SOURCE EXTRACT:
As sequels go, "PixelJunk Shooter 2" excels, bringing the familiar environment from the first game together with new enemies and elements that tweak the experience for the better, all the while continuing the story of the modern 2-D space shooter.

Aptly subtitled "The Belly of the Beast," "PixelJunk Shooter 2" starts your rescue ship off immediately after the end of the first game; the opening of the game's three areas being (spoilers for the first "PixelJunk Shooter") the inside of the giant alien worm that swallowed your ship at the end of the last game.

But whereas the danger level of the molten planetary core of the original game was high, the sequel proves there are things worse than lava, and the poisonous gas and bile of an alien worm monster is indeed quite deadly.

While the first game put you against environmental liquids like lava and oil, which can overheat your ship's system to the point in which you'd crash and burn, poison screws up your controls and slows your movement, making sure you can't evade harm. The only way to combat the effect is to nose dive into a pool of water and wash the stuff off, though the H2O reserves are strategically placed to make that tricky.

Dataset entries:
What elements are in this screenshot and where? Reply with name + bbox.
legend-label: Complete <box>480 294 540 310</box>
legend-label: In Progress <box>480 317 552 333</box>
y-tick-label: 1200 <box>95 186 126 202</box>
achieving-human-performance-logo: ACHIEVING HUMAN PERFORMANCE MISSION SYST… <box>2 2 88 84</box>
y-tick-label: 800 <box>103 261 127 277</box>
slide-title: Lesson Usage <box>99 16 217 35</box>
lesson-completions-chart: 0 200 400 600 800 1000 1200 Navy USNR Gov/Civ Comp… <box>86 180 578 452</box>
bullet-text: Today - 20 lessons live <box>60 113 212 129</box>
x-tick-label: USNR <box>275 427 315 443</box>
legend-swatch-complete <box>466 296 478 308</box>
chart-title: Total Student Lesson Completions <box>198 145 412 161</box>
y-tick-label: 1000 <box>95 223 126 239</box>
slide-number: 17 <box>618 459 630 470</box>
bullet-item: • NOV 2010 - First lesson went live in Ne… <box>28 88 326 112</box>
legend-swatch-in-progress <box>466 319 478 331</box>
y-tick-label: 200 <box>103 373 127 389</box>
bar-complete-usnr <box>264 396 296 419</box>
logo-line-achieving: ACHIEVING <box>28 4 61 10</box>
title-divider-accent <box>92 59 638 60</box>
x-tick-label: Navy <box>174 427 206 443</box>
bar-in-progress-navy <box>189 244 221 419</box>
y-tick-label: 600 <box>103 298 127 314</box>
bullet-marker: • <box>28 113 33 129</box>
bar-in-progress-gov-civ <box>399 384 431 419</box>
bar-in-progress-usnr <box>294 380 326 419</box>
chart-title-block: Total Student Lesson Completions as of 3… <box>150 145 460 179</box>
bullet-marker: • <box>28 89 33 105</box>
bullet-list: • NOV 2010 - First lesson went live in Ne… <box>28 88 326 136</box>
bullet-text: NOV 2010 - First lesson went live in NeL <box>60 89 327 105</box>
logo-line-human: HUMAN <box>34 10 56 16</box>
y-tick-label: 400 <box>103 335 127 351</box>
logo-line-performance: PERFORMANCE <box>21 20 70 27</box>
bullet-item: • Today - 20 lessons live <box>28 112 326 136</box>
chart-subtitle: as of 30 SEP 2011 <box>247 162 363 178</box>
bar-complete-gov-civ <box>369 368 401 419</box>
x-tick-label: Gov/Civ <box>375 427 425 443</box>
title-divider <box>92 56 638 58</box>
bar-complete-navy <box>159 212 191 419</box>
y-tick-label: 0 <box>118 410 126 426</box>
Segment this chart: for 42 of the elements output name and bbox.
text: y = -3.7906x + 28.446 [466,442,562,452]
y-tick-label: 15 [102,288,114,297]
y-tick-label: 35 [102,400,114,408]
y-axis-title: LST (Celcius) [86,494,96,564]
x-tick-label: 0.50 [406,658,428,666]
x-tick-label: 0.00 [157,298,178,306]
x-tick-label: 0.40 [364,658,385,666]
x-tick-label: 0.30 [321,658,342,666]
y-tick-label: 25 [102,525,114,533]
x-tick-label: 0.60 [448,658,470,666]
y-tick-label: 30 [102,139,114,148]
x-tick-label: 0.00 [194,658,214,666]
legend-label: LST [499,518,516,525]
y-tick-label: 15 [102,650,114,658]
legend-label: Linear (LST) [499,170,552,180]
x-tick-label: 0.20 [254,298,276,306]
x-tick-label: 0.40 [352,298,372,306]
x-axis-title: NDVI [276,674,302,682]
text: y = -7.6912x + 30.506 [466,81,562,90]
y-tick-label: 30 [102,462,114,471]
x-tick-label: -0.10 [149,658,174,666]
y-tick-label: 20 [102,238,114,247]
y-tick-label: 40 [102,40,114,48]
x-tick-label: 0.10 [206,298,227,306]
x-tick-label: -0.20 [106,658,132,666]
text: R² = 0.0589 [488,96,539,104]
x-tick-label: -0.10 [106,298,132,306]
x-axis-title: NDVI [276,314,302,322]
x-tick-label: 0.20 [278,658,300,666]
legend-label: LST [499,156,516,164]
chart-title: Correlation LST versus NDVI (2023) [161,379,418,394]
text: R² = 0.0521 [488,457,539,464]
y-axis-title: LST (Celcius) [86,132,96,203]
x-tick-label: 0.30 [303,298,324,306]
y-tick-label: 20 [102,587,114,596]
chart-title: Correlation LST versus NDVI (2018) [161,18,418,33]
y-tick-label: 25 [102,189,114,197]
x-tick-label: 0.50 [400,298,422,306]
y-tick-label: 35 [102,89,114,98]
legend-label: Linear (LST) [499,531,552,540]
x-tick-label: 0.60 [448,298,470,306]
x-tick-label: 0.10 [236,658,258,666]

YOUR TASKS:
a: Answer these questions using the PixelJunk Shooter 2 review:
(i) What is the sequel's subtitle?
(ii) What swallowed the rescue ship at the end of the first game?
(iii) How can a player get rid of the poison's effect?
b: Duplicate the part of the PixelJunk Shooter 2 review between "But whereas the" and "make that tricky.", inclusive.
c: Write the next part of the PixelJunk Shooter 2 review, picking up after its final sentence.

RESULTS:
a:
(i) "The Belly of the Beast"
(ii) A giant alien worm
(iii) By nose diving into a pool of water to wash the stuff off

b:
But whereas the danger level of the molten planetary core of the original game was high, the sequel proves there are things worse than lava, and the poisonous gas and bile of an alien worm monster is indeed quite deadly.

While the first game put you against environmental liquids like lava and oil, which can overheat your ship's system to the point in which you'd crash and burn, poison screws up your controls and slows your movement, making sure you can't evade harm. The only way to combat the effect is to nose dive into a pool of water and wash the stuff off, though the H2O reserves are strategically placed to make that tricky.

c:
Like the first game, you're on a rescue mission. Scientists have been exploring an uncharted planet only to discover hostile alien life that attacked and stranded them. Players must fly their ship, using the left analog stick to move and the right stick to aim, and escape the planet while taking as many people with them as possible. The left triggers expel your grappling, used both to rescue survivors and snag environmental objects, and your right triggers fire. Holding the button down fires a slew of homing missiles, but quickly builds up the overheating meter. Proximity to lava will slowly build your meter, as well, while getting shot will sky rocket the meter. Once full, you'll lose almost all control of the ship and slowly fall toward the nearest hard surface. You'll explode on impact unless you land in water, which has a cooling effect.

Back are the suits from the first game, as well as a couple of interesting additions. While you can still take control of the Inverse Suit (you shoot lava, heat keeps your engines stable, and water harms you) and the Anti-Magnet Suit (deflecting gushes of oil as well as some attacks) the Hunger Suit adds chomping teeth to your ship. While this helps you bite through cave walls you otherwise would not be able to penetrate, your weapons are disabled and your movement is confined to left, right, up, and down spaces instead of the full range of space.

The frequency of which this suit comes up in Episode 4 can be frustrating ("PixelJunk Shooter" contained Episodes 1-3, the sequel ranges from 4-6), but it helps vary the gameplay from the original title early on.

The Light Suit is the most interesting of the bunch, though. While Episode 4 has you contend with heavy bedrock and poisonous bile and Episode 5 weathers the extreme elements, Episode 6 pulls you through darkness. This is new to the series and is a fun surprise two-thirds of the game through. Your ship must navigate through poorly lit caverns, the catch being that if you stay in an unlit area for any amount of time at all, aliens swarm your ship, slow you down and overheat your engines to the point of death. The most effective way to combat this is the Light Suit, which is similar to the Anti-Magnet Suit -- but instead of becoming invincible to oil, you become invincible to the harm that darkness brings.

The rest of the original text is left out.